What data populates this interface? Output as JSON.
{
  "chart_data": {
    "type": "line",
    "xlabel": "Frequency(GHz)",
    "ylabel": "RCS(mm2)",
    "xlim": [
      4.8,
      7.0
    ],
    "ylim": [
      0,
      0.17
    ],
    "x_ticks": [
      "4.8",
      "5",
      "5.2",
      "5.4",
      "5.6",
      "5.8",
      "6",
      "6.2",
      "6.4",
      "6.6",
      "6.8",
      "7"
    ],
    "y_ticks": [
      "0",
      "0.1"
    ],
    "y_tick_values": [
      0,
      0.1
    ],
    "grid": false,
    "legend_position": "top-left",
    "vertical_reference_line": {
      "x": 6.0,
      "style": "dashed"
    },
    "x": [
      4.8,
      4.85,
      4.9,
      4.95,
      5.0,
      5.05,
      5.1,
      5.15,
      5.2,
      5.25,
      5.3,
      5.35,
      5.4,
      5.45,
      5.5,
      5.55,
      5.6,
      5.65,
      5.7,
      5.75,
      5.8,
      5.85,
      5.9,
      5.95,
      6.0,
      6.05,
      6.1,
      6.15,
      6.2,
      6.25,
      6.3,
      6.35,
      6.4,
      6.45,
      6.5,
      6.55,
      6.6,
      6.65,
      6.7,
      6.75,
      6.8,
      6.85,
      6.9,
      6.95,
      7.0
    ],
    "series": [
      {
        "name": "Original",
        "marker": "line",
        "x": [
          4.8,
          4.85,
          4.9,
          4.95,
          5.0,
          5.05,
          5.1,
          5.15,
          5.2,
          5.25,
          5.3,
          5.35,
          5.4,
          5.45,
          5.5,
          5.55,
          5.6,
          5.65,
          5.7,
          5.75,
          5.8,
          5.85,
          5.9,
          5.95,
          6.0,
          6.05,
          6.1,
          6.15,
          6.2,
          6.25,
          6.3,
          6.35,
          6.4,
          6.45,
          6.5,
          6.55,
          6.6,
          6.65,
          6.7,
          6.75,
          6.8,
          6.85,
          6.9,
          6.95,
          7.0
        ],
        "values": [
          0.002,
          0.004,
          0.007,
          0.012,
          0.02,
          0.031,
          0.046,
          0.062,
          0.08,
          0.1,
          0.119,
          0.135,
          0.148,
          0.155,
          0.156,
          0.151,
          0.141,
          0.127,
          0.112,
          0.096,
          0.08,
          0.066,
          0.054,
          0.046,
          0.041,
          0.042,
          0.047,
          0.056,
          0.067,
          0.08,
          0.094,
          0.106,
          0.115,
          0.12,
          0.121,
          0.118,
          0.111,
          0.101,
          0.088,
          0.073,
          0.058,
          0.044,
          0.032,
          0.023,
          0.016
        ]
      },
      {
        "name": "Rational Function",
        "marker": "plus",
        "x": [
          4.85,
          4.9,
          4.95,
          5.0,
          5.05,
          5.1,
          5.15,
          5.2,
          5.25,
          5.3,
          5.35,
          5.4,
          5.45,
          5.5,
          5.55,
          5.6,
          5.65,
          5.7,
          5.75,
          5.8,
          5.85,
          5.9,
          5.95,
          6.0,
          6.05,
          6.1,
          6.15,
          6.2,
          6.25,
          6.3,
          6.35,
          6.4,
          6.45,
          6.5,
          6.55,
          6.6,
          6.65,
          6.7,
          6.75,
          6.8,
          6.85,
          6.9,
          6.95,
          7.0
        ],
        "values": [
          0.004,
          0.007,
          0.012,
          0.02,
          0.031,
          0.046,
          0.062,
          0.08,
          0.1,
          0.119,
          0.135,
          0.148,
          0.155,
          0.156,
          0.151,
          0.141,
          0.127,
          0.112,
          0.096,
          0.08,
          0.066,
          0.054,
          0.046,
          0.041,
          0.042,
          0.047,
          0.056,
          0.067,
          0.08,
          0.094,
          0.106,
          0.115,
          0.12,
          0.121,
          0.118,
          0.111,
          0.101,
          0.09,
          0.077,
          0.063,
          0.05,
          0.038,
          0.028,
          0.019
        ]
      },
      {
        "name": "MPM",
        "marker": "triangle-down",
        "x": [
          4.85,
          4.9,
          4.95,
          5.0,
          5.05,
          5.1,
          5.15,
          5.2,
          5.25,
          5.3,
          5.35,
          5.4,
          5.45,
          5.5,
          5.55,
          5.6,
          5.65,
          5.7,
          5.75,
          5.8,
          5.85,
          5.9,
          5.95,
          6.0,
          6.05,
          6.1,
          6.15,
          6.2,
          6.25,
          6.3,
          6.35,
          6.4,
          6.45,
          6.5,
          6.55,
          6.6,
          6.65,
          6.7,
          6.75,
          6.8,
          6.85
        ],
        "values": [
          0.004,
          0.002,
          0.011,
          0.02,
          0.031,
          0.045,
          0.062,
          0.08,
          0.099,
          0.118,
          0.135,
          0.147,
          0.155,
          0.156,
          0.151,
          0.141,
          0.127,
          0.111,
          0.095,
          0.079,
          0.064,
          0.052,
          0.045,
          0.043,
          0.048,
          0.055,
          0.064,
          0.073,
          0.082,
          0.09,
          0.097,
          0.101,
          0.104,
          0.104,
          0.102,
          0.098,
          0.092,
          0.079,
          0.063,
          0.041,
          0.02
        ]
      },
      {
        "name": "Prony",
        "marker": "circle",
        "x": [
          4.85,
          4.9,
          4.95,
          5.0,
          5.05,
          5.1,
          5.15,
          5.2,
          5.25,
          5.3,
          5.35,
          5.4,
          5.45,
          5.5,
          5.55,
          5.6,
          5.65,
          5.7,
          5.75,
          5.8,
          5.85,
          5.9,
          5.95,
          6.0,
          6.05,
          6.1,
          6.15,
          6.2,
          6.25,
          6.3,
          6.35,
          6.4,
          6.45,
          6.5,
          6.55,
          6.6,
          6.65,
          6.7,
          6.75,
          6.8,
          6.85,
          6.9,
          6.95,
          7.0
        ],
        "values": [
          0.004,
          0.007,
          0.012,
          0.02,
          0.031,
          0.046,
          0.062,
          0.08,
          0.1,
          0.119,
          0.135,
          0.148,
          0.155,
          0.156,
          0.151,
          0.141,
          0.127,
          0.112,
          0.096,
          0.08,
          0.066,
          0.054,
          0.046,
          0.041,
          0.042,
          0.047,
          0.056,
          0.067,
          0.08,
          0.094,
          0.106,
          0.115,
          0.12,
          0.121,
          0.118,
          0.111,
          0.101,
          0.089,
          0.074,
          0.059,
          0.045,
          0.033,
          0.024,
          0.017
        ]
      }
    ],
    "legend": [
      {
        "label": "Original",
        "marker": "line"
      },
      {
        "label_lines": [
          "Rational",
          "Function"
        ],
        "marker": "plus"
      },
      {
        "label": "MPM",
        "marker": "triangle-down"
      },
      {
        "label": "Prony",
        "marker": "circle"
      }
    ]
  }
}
* * *
Repeat the records above exactly, leaving none out.

What data populates this interface? Output as JSON.
{
  "chart_data": {
    "type": "line",
    "xlabel": "Frequency(GHz)",
    "ylabel": "RCS(mm2)",
    "xlim": [
      4.8,
      7.0
    ],
    "ylim": [
      0,
      0.17
    ],
    "x_ticks": [
      "4.8",
      "5",
      "5.2",
      "5.4",
      "5.6",
      "5.8",
      "6",
      "6.2",
      "6.4",
      "6.6",
      "6.8",
      "7"
    ],
    "y_ticks": [
      "0",
      "0.1"
    ],
    "y_tick_values": [
      0,
      0.1
    ],
    "grid": false,
    "legend_position": "top-left",
    "vertical_reference_line": {
      "x": 6.0,
      "style": "dashed"
    },
    "x": [
      4.8,
      4.85,
      4.9,
      4.95,
      5.0,
      5.05,
      5.1,
      5.15,
      5.2,
      5.25,
      5.3,
      5.35,
      5.4,
      5.45,
      5.5,
      5.55,
      5.6,
      5.65,
      5.7,
      5.75,
      5.8,
      5.85,
      5.9,
      5.95,
      6.0,
      6.05,
      6.1,
      6.15,
      6.2,
      6.25,
      6.3,
      6.35,
      6.4,
      6.45,
      6.5,
      6.55,
      6.6,
      6.65,
      6.7,
      6.75,
      6.8,
      6.85,
      6.9,
      6.95,
      7.0
    ],
    "series": [
      {
        "name": "Original",
        "marker": "line",
        "x": [
          4.8,
          4.85,
          4.9,
          4.95,
          5.0,
          5.05,
          5.1,
          5.15,
          5.2,
          5.25,
          5.3,
          5.35,
          5.4,
          5.45,
          5.5,
          5.55,
          5.6,
          5.65,
          5.7,
          5.75,
          5.8,
          5.85,
          5.9,
          5.95,
          6.0,
          6.05,
          6.1,
          6.15,
          6.2,
          6.25,
          6.3,
          6.35,
          6.4,
          6.45,
          6.5,
          6.55,
          6.6,
          6.65,
          6.7,
          6.75,
          6.8,
          6.85,
          6.9,
          6.95,
          7.0
        ],
        "values": [
          0.002,
          0.004,
          0.007,
          0.012,
          0.02,
          0.031,
          0.046,
          0.062,
          0.08,
          0.1,
          0.119,
          0.135,
          0.148,
          0.155,
          0.156,
          0.151,
          0.141,
          0.127,
          0.112,
          0.096,
          0.08,
          0.066,
          0.054,
          0.046,
          0.041,
          0.042,
          0.047,
          0.056,
          0.067,
          0.08,
          0.094,
          0.106,
          0.115,
          0.12,
          0.121,
          0.118,
          0.111,
          0.101,
          0.088,
          0.073,
          0.058,
          0.044,
          0.032,
          0.023,
          0.016
        ]
      },
      {
        "name": "Rational Function",
        "marker": "plus",
        "x": [
          4.85,
          4.9,
          4.95,
          5.0,
          5.05,
          5.1,
          5.15,
          5.2,
          5.25,
          5.3,
          5.35,
          5.4,
          5.45,
          5.5,
          5.55,
          5.6,
          5.65,
          5.7,
          5.75,
          5.8,
          5.85,
          5.9,
          5.95,
          6.0,
          6.05,
          6.1,
          6.15,
          6.2,
          6.25,
          6.3,
          6.35,
          6.4,
          6.45,
          6.5,
          6.55,
          6.6,
          6.65,
          6.7,
          6.75,
          6.8,
          6.85,
          6.9,
          6.95,
          7.0
        ],
        "values": [
          0.004,
          0.007,
          0.012,
          0.02,
          0.031,
          0.046,
          0.062,
          0.08,
          0.1,
          0.119,
          0.135,
          0.148,
          0.155,
          0.156,
          0.151,
          0.141,
          0.127,
          0.112,
          0.096,
          0.08,
          0.066,
          0.054,
          0.046,
          0.041,
          0.042,
          0.047,
          0.056,
          0.067,
          0.08,
          0.094,
          0.106,
          0.115,
          0.12,
          0.121,
          0.118,
          0.111,
          0.101,
          0.09,
          0.077,
          0.063,
          0.05,
          0.038,
          0.028,
          0.019
        ]
      },
      {
        "name": "MPM",
        "marker": "triangle-down",
        "x": [
          4.85,
          4.9,
          4.95,
          5.0,
          5.05,
          5.1,
          5.15,
          5.2,
          5.25,
          5.3,
          5.35,
          5.4,
          5.45,
          5.5,
          5.55,
          5.6,
          5.65,
          5.7,
          5.75,
          5.8,
          5.85,
          5.9,
          5.95,
          6.0,
          6.05,
          6.1,
          6.15,
          6.2,
          6.25,
          6.3,
          6.35,
          6.4,
          6.45,
          6.5,
          6.55,
          6.6,
          6.65,
          6.7,
          6.75,
          6.8,
          6.85
        ],
        "values": [
          0.004,
          0.002,
          0.011,
          0.02,
          0.031,
          0.045,
          0.062,
          0.08,
          0.099,
          0.118,
          0.135,
          0.147,
          0.155,
          0.156,
          0.151,
          0.141,
          0.127,
          0.111,
          0.095,
          0.079,
          0.064,
          0.052,
          0.045,
          0.043,
          0.048,
          0.055,
          0.064,
          0.073,
          0.082,
          0.09,
          0.097,
          0.101,
          0.104,
          0.104,
          0.102,
          0.098,
          0.092,
          0.079,
          0.063,
          0.041,
          0.02
        ]
      },
      {
        "name": "Prony",
        "marker": "circle",
        "x": [
          4.85,
          4.9,
          4.95,
          5.0,
          5.05,
          5.1,
          5.15,
          5.2,
          5.25,
          5.3,
          5.35,
          5.4,
          5.45,
          5.5,
          5.55,
          5.6,
          5.65,
          5.7,
          5.75,
          5.8,
          5.85,
          5.9,
          5.95,
          6.0,
          6.05,
          6.1,
          6.15,
          6.2,
          6.25,
          6.3,
          6.35,
          6.4,
          6.45,
          6.5,
          6.55,
          6.6,
          6.65,
          6.7,
          6.75,
          6.8,
          6.85,
          6.9,
          6.95,
          7.0
        ],
        "values": [
          0.004,
          0.007,
          0.012,
          0.02,
          0.031,
          0.046,
          0.062,
          0.08,
          0.1,
          0.119,
          0.135,
          0.148,
          0.155,
          0.156,
          0.151,
          0.141,
          0.127,
          0.112,
          0.096,
          0.08,
          0.066,
          0.054,
          0.046,
          0.041,
          0.042,
          0.047,
          0.056,
          0.067,
          0.08,
          0.094,
          0.106,
          0.115,
          0.12,
          0.121,
          0.118,
          0.111,
          0.101,
          0.089,
          0.074,
          0.059,
          0.045,
          0.033,
          0.024,
          0.017
        ]
      }
    ],
    "legend": [
      {
        "label": "Original",
        "marker": "line"
      },
      {
        "label_lines": [
          "Rational",
          "Function"
        ],
        "marker": "plus"
      },
      {
        "label": "MPM",
        "marker": "triangle-down"
      },
      {
        "label": "Prony",
        "marker": "circle"
      }
    ]
  }
}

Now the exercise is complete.